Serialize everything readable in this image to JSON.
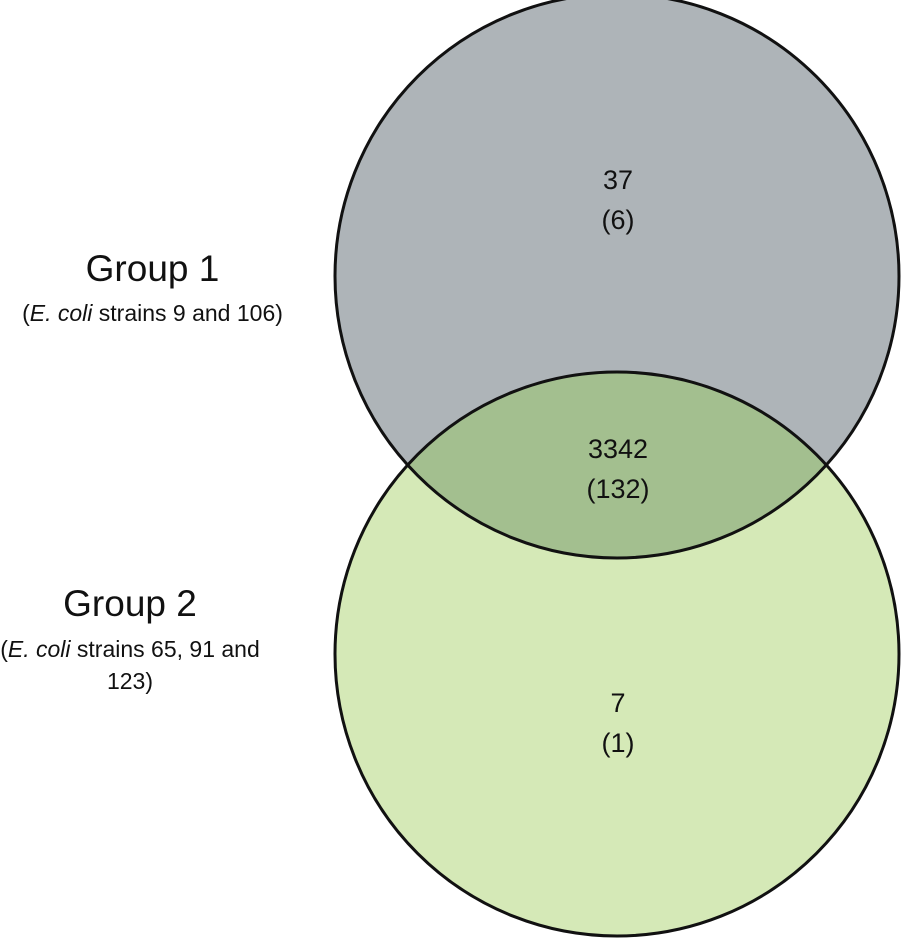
{
  "colors": {
    "group1_fill": "#aeb4b8",
    "group2_fill": "#d5e9b7",
    "overlap_fill": "#a3bf8f",
    "outline": "#111111"
  },
  "group1": {
    "title": "Group 1",
    "desc_open": "(",
    "desc_italic": "E. coli",
    "desc_rest": " strains 9 and 106)"
  },
  "group2": {
    "title": "Group 2",
    "desc_open": "(",
    "desc_italic": "E. coli",
    "desc_rest": " strains 65, 91 and 123)"
  },
  "regions": {
    "group1_only": {
      "value": "37",
      "sub": "(6)"
    },
    "shared": {
      "value": "3342",
      "sub": "(132)"
    },
    "group2_only": {
      "value": "7",
      "sub": "(1)"
    }
  }
}
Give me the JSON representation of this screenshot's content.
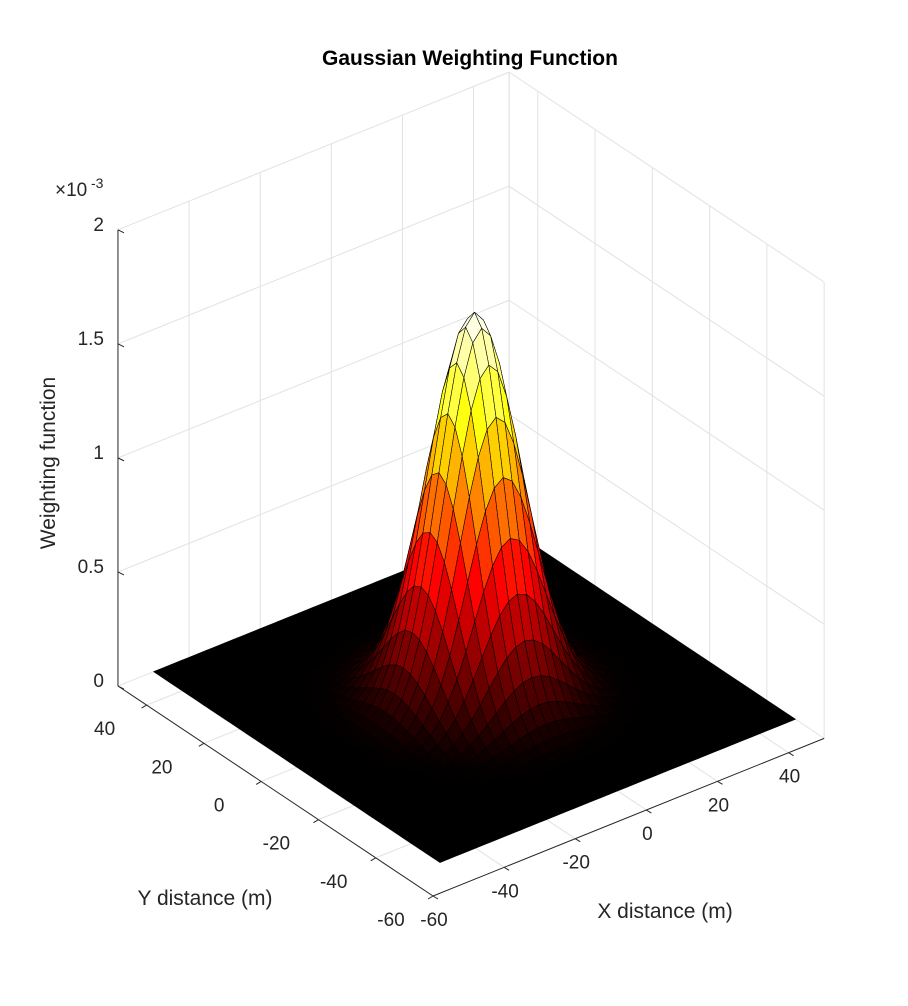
{
  "chart_data": {
    "type": "surface3d",
    "title": "Gaussian Weighting Function",
    "xlabel": "X distance (m)",
    "ylabel": "Y distance (m)",
    "zlabel": "Weighting function",
    "z_exponent_base": "×10",
    "z_exponent_power": "-3",
    "xlim": [
      -60,
      50
    ],
    "ylim": [
      -60,
      50
    ],
    "zlim": [
      0,
      0.002
    ],
    "x_ticks": [
      -60,
      -40,
      -20,
      0,
      20,
      40
    ],
    "y_ticks": [
      -60,
      -40,
      -20,
      0,
      20,
      40
    ],
    "z_ticks": [
      0,
      0.0005,
      0.001,
      0.0015,
      0.002
    ],
    "x_tick_labels": [
      "-60",
      "-40",
      "-20",
      "0",
      "20",
      "40"
    ],
    "y_tick_labels": [
      "-60",
      "-40",
      "-20",
      "0",
      "20",
      "40"
    ],
    "z_tick_labels": [
      "0",
      "0.5",
      "1",
      "1.5",
      "2"
    ],
    "surface": {
      "function": "gaussian",
      "peak": 0.00168,
      "center": [
        0,
        0
      ],
      "sigma": 10.2,
      "x_range": [
        -50,
        50
      ],
      "y_range": [
        -50,
        50
      ],
      "grid_points": 41
    },
    "colormap": "hot",
    "grid": true
  }
}
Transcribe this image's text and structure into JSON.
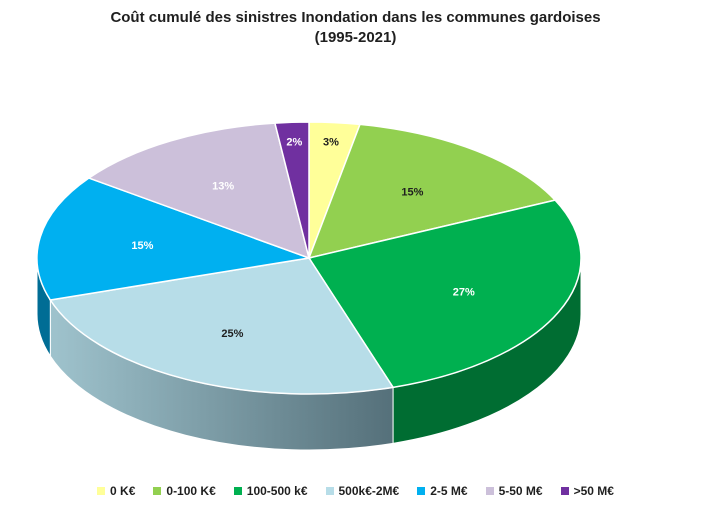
──────────
To do:
Copy each line of the records above that carries the word "title".

Task response:
    "title": "Group 1",
    "title": "Group 2",
    "title": "Gaussian Weighting Function",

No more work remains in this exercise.